§ **Written task**
Return the lines of the listing below exactly, from the first line through the line containing "- bars-group: [99, 62, 643, 411]", with both ends included.

Box annotation data
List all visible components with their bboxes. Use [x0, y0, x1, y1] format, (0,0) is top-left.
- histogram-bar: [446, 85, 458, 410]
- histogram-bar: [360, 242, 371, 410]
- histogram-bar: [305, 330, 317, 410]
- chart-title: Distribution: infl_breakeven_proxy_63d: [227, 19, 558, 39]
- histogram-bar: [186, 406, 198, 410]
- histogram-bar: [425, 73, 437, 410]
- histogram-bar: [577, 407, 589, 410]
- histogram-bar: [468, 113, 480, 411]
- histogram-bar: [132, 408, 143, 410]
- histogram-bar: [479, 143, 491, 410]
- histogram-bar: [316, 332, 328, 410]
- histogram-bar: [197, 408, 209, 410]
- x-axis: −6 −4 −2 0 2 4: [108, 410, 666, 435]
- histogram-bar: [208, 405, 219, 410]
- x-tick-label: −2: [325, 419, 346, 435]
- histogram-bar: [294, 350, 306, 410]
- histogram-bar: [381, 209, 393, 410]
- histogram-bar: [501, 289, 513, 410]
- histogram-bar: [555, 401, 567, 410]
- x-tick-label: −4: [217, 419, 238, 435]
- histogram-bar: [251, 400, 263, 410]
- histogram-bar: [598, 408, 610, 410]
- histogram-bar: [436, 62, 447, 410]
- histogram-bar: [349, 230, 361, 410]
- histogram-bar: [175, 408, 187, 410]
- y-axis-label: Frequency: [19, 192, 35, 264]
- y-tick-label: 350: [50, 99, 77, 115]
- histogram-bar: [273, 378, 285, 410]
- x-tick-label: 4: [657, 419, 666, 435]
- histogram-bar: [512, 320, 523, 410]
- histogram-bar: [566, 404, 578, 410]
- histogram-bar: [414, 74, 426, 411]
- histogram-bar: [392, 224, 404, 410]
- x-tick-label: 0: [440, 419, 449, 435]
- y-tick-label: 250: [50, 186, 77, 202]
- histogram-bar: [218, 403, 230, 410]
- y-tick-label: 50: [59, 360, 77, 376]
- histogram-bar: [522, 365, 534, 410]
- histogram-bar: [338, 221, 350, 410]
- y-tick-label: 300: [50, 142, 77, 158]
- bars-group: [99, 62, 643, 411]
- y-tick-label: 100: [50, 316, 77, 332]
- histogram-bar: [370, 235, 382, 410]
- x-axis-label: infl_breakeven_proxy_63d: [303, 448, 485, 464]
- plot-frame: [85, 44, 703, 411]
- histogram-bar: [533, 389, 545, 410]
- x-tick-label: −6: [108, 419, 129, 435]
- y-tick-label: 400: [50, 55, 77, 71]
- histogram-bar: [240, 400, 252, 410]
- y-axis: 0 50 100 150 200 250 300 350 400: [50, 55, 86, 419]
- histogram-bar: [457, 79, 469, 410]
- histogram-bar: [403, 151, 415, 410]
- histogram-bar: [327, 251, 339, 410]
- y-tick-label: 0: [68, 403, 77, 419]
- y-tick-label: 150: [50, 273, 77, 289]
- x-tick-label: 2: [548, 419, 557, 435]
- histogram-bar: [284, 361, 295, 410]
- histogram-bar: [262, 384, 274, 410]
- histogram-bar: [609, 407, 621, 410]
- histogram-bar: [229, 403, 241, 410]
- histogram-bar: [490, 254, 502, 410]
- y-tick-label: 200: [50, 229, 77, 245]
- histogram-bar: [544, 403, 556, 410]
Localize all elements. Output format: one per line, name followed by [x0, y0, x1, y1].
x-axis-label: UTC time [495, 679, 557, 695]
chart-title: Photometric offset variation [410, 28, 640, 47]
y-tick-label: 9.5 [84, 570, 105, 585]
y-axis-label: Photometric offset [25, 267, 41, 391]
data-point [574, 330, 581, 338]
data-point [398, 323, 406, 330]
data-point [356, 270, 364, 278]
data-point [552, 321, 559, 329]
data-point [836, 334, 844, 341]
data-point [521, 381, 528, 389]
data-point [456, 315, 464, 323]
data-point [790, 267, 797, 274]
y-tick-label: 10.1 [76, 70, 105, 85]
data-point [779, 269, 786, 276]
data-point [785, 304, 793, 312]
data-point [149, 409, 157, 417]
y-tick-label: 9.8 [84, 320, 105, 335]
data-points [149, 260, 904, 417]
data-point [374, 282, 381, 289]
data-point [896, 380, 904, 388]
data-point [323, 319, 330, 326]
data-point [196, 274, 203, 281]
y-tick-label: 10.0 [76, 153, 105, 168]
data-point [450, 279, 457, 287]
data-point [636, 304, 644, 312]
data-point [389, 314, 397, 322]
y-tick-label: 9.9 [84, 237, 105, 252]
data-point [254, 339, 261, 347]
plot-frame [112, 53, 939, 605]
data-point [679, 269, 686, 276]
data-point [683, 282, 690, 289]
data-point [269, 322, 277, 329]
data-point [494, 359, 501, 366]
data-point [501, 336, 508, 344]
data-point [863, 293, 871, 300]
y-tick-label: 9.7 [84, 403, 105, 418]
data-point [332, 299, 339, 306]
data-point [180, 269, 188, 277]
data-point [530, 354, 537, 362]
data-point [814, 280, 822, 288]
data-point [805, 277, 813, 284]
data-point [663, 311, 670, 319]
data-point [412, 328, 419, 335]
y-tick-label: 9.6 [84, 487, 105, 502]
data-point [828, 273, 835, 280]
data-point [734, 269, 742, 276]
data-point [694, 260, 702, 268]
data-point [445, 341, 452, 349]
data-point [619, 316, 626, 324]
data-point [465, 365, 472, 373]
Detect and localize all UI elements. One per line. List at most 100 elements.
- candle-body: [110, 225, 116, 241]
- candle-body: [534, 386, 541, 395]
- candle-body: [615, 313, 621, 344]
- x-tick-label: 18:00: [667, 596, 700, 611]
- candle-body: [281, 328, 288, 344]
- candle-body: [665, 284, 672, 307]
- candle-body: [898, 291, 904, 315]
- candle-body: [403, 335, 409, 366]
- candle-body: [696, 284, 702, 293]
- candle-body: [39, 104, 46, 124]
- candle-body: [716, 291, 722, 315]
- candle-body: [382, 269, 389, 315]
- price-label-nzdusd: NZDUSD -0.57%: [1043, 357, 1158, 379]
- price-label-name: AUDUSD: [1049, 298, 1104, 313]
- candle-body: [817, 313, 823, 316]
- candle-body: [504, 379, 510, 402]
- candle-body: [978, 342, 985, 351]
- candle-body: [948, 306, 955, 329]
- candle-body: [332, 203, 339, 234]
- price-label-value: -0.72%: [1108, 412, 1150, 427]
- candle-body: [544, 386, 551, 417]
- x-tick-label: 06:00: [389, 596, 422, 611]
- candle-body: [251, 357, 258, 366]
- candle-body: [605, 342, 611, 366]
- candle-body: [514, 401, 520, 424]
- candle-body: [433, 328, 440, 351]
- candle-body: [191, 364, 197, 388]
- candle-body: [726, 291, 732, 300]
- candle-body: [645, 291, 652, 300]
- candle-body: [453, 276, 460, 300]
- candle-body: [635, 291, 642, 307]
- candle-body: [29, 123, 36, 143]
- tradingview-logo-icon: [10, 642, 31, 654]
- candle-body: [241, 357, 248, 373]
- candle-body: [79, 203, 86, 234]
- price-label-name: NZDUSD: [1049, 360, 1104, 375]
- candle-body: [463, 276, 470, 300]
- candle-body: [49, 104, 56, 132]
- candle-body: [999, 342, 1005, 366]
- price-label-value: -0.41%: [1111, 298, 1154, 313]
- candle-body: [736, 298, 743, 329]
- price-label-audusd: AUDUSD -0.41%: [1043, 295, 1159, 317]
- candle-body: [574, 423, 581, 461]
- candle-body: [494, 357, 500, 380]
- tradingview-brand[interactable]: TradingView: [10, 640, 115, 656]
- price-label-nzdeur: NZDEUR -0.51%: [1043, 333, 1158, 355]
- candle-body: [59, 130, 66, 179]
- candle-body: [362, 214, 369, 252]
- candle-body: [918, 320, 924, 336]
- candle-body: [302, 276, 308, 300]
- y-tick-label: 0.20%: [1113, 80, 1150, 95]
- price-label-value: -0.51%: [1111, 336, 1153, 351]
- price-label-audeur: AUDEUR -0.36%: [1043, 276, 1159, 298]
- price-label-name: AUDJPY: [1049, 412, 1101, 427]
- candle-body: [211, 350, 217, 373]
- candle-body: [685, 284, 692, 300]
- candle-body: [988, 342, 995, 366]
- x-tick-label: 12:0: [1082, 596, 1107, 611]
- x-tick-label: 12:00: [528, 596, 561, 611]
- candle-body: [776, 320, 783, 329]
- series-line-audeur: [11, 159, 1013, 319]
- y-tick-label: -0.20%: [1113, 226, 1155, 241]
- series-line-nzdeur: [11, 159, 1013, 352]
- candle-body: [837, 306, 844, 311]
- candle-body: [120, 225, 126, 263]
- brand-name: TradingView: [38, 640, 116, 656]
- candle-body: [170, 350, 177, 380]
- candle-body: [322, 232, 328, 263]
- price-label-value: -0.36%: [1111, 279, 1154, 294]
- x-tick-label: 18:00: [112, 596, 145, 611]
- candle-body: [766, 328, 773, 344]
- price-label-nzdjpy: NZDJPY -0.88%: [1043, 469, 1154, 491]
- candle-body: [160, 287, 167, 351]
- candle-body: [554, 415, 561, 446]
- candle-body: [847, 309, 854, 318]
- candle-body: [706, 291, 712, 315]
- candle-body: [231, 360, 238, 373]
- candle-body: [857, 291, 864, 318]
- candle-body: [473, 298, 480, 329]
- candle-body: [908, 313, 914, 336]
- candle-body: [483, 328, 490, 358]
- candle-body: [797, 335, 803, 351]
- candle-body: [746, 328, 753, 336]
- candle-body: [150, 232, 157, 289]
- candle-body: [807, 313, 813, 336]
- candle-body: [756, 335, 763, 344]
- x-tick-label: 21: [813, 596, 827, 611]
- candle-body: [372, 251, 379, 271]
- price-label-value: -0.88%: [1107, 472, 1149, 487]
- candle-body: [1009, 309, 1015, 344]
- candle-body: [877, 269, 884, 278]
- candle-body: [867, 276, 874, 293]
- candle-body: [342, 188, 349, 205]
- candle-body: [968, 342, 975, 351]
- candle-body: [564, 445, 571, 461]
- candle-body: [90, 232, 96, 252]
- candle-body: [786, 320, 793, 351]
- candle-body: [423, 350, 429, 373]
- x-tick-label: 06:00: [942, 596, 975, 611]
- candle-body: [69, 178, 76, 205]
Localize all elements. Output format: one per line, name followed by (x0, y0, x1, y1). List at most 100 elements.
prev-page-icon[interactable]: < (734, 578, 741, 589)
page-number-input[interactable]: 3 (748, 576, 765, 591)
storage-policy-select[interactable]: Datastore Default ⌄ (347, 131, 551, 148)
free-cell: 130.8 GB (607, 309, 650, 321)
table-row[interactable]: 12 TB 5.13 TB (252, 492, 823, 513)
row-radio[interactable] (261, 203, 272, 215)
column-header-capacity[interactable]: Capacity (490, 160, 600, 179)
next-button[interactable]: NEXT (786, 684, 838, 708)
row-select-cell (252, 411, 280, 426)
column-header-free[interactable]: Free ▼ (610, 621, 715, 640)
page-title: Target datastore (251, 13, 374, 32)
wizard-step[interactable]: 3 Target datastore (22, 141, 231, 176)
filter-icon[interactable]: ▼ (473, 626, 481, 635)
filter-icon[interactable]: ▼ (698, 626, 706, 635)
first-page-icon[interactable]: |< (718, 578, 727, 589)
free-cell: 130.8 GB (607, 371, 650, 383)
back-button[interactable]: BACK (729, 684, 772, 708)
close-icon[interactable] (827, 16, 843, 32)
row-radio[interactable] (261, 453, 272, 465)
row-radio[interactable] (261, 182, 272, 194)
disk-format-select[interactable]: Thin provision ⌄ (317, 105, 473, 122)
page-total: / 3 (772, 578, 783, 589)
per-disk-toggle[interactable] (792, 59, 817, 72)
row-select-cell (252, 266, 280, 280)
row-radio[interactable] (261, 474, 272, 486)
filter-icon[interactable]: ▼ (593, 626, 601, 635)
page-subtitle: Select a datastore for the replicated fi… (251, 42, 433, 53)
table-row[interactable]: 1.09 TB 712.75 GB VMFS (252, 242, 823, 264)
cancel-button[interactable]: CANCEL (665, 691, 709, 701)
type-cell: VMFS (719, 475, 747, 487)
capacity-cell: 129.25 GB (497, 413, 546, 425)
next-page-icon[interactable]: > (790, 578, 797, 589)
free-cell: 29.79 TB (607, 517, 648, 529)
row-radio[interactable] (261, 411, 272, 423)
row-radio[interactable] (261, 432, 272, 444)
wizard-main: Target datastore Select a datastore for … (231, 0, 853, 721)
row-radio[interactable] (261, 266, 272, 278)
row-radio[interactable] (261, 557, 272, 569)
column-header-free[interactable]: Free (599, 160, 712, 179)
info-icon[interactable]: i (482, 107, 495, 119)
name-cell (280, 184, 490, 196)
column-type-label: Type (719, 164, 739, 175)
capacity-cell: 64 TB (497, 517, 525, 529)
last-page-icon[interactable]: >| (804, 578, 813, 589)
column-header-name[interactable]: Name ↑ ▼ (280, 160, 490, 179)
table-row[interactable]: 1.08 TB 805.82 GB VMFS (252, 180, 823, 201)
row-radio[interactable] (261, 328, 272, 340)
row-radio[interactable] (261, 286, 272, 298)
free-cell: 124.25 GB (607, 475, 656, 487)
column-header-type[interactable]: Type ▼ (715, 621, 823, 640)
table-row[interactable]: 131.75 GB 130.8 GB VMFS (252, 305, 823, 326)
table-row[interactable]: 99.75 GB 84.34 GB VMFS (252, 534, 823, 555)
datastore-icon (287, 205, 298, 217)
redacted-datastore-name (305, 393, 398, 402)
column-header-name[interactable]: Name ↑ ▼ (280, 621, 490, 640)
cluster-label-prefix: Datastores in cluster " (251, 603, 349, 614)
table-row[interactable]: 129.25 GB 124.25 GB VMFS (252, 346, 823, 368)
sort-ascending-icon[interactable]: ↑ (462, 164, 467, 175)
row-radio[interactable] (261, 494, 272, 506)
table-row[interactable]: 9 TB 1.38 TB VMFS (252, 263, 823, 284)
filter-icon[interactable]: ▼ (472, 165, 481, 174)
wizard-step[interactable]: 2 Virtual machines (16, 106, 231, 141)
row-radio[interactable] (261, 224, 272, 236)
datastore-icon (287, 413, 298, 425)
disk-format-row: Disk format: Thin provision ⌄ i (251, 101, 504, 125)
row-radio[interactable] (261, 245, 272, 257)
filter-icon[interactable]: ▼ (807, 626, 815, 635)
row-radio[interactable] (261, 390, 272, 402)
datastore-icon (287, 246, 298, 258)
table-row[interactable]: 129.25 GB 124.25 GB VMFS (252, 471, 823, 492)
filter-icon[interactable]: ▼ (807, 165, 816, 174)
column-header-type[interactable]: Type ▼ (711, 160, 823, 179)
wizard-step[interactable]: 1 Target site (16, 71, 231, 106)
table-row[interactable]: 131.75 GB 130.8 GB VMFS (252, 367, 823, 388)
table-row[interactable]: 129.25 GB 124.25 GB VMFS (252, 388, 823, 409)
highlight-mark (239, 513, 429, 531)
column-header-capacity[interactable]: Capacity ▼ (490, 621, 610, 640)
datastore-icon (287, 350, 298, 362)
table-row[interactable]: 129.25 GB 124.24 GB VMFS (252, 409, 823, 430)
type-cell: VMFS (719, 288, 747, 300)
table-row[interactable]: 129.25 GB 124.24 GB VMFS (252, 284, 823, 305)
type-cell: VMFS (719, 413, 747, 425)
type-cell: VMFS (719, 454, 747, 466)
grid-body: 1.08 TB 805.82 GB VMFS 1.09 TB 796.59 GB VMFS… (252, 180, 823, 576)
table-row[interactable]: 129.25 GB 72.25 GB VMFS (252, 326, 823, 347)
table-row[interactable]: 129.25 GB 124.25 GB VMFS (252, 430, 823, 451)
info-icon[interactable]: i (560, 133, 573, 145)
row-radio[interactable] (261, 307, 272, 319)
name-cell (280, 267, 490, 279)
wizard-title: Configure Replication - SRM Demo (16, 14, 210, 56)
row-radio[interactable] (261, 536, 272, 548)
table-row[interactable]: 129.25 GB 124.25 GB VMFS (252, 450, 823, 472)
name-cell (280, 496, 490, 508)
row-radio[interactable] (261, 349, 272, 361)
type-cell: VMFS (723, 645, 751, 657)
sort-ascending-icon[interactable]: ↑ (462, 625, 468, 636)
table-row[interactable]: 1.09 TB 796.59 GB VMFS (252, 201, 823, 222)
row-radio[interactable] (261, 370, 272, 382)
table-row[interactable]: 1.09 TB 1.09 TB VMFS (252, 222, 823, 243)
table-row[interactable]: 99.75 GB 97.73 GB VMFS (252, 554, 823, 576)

§ **Result for this task**
List all visible components with their bboxes. Use [x0, y0, x1, y1] format, (0,0) is top-left.
- histogram-bar: [446, 85, 458, 410]
- histogram-bar: [360, 242, 371, 410]
- histogram-bar: [305, 330, 317, 410]
- chart-title: Distribution: infl_breakeven_proxy_63d: [227, 19, 558, 39]
- histogram-bar: [186, 406, 198, 410]
- histogram-bar: [425, 73, 437, 410]
- histogram-bar: [577, 407, 589, 410]
- histogram-bar: [468, 113, 480, 411]
- histogram-bar: [132, 408, 143, 410]
- histogram-bar: [479, 143, 491, 410]
- histogram-bar: [316, 332, 328, 410]
- histogram-bar: [197, 408, 209, 410]
- x-axis: −6 −4 −2 0 2 4: [108, 410, 666, 435]
- histogram-bar: [208, 405, 219, 410]
- x-tick-label: −2: [325, 419, 346, 435]
- histogram-bar: [294, 350, 306, 410]
- histogram-bar: [381, 209, 393, 410]
- histogram-bar: [501, 289, 513, 410]
- histogram-bar: [555, 401, 567, 410]
- x-tick-label: −4: [217, 419, 238, 435]
- histogram-bar: [251, 400, 263, 410]
- histogram-bar: [598, 408, 610, 410]
- histogram-bar: [436, 62, 447, 410]
- histogram-bar: [349, 230, 361, 410]
- histogram-bar: [175, 408, 187, 410]
- y-axis-label: Frequency: [19, 192, 35, 264]
- y-tick-label: 350: [50, 99, 77, 115]
- histogram-bar: [273, 378, 285, 410]
- x-tick-label: 4: [657, 419, 666, 435]
- histogram-bar: [512, 320, 523, 410]
- histogram-bar: [566, 404, 578, 410]
- histogram-bar: [414, 74, 426, 411]
- histogram-bar: [392, 224, 404, 410]
- x-tick-label: 0: [440, 419, 449, 435]
- y-tick-label: 250: [50, 186, 77, 202]
- histogram-bar: [218, 403, 230, 410]
- y-tick-label: 50: [59, 360, 77, 376]
- histogram-bar: [522, 365, 534, 410]
- histogram-bar: [338, 221, 350, 410]
- y-tick-label: 300: [50, 142, 77, 158]
- bars-group: [99, 62, 643, 411]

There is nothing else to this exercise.